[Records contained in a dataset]

● ● ●

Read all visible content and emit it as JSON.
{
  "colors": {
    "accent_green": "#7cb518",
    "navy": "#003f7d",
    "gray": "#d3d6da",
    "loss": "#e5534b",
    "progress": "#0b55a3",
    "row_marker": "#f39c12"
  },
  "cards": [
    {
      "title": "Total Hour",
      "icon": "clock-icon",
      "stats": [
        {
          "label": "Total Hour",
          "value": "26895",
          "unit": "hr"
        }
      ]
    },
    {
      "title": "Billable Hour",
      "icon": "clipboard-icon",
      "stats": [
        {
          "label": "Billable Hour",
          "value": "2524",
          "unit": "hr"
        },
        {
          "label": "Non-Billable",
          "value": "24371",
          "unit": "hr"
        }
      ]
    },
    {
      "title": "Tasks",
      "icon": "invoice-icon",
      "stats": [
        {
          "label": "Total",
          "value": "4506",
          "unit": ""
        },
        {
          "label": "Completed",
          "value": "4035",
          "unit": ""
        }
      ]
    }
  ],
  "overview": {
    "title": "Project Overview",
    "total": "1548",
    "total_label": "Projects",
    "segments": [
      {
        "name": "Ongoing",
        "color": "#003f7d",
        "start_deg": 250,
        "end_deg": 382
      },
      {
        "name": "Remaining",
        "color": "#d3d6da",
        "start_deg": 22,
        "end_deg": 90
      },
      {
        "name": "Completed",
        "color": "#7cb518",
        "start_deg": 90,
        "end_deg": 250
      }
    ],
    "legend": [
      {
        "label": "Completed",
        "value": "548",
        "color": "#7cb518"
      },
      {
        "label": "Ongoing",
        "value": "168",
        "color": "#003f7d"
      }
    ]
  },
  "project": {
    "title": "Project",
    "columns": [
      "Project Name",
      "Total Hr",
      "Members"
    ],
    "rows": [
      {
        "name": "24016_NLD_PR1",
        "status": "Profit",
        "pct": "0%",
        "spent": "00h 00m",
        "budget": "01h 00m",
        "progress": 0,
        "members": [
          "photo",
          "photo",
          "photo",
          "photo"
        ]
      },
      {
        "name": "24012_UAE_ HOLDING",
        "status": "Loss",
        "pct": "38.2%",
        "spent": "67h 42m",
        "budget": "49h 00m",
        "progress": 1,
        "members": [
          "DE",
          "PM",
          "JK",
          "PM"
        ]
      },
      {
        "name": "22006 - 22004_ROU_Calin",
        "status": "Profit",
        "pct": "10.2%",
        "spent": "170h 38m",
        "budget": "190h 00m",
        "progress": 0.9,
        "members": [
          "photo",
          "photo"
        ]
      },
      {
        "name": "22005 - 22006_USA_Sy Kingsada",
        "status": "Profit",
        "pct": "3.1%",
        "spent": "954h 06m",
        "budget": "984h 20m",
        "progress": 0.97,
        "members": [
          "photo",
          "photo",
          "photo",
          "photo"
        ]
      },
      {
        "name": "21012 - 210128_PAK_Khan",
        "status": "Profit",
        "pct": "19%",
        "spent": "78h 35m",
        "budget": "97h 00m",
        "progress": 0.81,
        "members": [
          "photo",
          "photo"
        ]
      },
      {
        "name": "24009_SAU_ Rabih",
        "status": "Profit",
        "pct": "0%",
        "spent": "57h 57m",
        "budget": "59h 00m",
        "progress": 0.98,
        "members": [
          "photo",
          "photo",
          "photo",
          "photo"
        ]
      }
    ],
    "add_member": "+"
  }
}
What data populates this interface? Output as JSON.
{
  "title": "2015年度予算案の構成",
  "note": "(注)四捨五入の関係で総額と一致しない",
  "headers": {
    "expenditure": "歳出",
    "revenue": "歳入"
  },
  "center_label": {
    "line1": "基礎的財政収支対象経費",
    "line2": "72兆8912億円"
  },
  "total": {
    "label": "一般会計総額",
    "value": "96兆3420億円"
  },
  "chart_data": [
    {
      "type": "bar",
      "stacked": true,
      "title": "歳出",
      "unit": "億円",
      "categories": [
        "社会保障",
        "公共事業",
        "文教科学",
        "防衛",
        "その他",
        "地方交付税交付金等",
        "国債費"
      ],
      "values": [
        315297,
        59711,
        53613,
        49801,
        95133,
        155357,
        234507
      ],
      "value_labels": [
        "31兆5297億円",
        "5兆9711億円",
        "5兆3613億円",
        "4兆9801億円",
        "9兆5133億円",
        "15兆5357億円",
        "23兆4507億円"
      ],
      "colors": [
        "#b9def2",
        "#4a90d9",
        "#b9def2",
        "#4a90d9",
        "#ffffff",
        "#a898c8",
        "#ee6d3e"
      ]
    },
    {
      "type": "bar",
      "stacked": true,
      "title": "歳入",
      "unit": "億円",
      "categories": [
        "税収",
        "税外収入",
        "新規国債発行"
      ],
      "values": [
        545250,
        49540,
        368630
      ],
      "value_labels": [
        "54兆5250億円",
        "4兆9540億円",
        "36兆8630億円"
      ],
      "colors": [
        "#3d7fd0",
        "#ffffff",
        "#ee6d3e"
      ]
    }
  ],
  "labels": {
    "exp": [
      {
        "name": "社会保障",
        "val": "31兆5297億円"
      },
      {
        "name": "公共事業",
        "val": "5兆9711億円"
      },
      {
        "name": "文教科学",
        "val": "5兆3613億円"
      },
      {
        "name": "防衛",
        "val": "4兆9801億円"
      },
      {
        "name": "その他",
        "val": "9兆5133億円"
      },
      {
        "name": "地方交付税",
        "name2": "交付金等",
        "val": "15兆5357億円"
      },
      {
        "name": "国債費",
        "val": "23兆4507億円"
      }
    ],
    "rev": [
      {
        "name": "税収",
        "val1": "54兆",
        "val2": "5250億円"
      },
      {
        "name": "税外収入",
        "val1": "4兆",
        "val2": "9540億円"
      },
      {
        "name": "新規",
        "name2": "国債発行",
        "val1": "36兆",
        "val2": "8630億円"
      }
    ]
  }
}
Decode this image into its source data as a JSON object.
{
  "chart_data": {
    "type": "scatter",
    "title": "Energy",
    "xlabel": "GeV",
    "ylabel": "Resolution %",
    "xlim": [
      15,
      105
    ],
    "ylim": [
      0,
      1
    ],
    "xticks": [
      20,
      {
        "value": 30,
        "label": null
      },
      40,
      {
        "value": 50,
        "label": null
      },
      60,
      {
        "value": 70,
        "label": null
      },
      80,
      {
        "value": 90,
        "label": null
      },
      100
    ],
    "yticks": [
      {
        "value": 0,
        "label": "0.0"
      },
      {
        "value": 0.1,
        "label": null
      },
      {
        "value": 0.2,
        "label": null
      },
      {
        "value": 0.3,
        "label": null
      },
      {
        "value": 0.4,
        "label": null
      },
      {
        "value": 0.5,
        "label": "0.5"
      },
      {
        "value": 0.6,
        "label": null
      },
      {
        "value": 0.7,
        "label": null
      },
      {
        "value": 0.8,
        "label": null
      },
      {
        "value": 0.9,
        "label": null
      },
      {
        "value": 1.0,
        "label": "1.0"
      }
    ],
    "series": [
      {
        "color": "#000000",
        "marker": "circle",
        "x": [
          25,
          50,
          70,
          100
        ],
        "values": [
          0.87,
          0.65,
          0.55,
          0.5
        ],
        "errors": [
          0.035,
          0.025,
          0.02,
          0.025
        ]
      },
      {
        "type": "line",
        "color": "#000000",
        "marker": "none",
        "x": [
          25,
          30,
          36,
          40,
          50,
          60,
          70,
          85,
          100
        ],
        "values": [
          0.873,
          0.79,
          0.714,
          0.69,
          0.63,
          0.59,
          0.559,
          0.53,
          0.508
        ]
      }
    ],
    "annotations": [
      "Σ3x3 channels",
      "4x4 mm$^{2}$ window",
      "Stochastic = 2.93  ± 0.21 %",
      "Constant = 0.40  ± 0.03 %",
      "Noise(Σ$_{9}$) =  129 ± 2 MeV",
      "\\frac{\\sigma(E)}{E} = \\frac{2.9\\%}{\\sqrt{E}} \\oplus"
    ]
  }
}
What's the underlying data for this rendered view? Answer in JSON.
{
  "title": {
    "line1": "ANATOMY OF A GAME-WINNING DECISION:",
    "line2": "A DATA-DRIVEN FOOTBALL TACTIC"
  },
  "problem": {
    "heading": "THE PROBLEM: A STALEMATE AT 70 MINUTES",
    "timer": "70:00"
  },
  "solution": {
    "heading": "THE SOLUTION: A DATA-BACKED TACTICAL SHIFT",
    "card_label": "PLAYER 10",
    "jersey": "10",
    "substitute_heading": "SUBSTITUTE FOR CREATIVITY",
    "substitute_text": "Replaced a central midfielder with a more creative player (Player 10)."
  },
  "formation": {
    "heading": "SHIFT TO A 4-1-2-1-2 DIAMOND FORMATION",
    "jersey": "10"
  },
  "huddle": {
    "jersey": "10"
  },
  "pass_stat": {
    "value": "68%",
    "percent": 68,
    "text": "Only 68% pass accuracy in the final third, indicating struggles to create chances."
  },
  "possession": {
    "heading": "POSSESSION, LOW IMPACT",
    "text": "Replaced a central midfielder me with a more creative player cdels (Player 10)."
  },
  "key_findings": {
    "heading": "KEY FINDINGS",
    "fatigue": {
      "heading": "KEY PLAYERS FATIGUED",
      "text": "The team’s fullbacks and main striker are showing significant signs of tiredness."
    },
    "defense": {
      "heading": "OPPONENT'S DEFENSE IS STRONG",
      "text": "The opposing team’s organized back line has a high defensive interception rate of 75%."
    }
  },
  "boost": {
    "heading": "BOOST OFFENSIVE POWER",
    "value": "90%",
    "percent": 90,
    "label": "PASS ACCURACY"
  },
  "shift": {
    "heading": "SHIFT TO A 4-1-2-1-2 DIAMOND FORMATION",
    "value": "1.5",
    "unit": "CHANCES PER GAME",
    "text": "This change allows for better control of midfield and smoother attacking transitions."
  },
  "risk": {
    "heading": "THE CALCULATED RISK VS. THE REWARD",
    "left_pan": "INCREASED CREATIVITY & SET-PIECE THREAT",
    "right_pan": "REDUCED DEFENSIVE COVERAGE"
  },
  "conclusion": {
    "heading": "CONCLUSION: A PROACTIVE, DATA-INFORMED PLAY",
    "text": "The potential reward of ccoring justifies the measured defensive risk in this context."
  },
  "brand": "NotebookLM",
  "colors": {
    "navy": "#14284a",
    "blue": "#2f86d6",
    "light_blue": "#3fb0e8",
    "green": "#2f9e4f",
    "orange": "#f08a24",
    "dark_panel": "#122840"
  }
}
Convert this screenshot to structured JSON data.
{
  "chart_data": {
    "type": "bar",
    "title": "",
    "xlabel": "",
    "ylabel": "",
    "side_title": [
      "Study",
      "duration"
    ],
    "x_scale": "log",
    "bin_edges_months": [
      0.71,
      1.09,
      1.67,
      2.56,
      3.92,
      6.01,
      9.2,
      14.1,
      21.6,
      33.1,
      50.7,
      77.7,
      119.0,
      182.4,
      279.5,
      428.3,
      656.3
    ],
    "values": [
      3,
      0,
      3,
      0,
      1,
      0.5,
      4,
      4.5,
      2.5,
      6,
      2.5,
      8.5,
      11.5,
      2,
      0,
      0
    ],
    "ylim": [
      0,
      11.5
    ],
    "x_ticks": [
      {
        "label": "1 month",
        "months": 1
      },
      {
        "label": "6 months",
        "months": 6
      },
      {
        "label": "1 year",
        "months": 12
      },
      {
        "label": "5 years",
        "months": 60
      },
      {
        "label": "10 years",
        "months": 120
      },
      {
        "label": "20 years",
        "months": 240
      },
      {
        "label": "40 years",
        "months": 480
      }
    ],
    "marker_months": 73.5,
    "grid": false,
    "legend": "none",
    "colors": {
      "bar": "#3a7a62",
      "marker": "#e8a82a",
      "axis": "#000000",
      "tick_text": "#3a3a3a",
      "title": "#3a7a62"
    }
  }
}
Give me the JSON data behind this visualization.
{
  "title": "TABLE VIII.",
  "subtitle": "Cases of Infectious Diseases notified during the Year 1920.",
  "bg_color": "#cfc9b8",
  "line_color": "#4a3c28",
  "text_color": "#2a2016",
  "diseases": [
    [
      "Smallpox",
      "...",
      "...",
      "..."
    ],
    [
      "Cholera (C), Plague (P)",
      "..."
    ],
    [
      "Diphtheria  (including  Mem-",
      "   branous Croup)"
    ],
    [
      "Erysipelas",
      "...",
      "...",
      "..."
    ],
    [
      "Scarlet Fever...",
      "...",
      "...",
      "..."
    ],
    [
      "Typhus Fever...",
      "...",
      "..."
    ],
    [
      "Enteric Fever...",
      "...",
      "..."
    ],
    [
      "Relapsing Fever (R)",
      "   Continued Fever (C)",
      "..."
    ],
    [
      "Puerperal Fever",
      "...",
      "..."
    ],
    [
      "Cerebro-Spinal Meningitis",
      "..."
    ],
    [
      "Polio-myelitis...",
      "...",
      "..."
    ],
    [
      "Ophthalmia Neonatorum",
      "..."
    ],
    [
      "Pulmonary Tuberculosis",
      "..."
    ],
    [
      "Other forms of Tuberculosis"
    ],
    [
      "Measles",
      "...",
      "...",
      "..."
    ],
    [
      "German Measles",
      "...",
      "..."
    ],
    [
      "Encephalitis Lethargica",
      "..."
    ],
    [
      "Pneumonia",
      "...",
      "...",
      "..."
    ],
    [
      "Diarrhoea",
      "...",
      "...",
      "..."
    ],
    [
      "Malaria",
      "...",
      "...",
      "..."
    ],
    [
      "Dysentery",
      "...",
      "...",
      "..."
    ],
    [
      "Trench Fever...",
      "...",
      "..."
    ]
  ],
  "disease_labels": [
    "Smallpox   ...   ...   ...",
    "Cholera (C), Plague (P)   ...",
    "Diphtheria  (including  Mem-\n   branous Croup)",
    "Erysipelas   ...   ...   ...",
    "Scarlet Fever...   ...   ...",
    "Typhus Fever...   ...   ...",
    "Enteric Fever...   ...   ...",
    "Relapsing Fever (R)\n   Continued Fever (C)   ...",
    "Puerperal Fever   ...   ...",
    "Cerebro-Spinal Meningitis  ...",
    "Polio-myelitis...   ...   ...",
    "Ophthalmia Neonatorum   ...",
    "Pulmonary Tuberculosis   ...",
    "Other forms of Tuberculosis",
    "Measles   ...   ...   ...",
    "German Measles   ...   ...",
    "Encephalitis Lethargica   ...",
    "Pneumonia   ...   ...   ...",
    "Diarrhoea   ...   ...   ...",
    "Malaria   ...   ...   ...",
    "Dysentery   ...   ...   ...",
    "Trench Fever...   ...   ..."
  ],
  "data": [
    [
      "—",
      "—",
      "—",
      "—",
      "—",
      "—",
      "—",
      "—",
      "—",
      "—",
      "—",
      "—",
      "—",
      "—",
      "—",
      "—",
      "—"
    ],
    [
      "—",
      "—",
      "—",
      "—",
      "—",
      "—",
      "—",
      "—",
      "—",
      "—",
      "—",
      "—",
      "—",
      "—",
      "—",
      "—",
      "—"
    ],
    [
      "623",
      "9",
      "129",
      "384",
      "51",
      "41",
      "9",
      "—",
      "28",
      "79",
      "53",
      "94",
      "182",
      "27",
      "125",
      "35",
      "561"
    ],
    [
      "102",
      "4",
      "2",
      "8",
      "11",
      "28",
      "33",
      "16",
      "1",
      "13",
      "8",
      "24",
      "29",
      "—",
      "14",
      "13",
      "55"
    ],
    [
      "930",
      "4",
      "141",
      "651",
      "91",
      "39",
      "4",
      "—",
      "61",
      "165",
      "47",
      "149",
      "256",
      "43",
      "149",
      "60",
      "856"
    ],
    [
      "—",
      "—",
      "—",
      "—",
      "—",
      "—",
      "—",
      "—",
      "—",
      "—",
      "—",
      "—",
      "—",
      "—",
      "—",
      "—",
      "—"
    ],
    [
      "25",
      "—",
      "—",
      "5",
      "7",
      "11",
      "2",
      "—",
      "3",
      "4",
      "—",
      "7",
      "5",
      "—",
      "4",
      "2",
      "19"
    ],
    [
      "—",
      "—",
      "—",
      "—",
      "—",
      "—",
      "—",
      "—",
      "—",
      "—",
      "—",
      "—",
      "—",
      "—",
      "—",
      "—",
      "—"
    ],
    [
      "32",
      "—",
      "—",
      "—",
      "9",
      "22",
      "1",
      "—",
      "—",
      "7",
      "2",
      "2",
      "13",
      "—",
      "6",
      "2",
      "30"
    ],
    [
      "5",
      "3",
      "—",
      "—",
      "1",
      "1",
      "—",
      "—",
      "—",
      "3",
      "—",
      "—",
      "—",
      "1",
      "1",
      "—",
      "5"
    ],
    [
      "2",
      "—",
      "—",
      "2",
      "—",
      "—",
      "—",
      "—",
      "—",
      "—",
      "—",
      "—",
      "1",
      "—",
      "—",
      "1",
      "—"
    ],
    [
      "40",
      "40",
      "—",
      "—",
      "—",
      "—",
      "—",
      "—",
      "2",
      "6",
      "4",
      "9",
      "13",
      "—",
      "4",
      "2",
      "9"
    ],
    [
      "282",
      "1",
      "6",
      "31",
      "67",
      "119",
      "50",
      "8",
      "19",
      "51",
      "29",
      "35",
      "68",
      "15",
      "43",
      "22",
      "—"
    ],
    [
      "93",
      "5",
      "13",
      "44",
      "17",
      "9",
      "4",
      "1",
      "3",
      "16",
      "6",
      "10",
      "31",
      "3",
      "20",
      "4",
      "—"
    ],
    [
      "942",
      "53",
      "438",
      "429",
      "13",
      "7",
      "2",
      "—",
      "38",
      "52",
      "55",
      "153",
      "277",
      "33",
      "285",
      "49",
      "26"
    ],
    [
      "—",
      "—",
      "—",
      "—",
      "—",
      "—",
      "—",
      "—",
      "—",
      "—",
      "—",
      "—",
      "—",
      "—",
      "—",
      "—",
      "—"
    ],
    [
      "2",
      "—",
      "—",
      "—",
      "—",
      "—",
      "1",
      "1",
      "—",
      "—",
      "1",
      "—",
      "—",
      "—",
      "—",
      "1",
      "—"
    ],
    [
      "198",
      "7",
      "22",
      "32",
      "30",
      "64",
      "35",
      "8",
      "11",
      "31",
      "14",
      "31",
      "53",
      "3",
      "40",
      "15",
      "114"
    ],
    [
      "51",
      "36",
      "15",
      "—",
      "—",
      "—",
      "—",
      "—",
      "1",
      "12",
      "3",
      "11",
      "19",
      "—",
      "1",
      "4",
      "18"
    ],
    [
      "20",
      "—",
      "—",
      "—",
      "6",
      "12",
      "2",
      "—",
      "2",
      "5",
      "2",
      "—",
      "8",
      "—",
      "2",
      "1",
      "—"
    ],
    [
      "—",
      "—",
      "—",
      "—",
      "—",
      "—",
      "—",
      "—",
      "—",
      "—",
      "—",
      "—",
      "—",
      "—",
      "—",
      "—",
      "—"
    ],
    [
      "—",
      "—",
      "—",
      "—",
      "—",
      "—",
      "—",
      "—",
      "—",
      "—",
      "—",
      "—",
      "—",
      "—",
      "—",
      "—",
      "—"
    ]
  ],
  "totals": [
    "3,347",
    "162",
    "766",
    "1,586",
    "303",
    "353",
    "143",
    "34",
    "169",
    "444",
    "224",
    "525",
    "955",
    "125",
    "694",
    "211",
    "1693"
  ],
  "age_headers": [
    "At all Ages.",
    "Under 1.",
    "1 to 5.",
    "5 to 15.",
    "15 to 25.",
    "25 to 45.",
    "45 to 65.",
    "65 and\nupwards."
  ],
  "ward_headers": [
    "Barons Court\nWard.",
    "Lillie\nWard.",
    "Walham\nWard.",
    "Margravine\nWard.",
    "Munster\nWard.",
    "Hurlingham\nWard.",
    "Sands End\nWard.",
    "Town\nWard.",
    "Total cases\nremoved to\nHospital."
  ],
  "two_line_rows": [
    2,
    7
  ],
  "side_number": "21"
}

● ● ●

> **Written task**
Isolate each line of the listing above that includes "Meningitis". Copy it.

> **Solution for this task**
      "Cerebro-Spinal Meningitis",
    "Cerebro-Spinal Meningitis  ...",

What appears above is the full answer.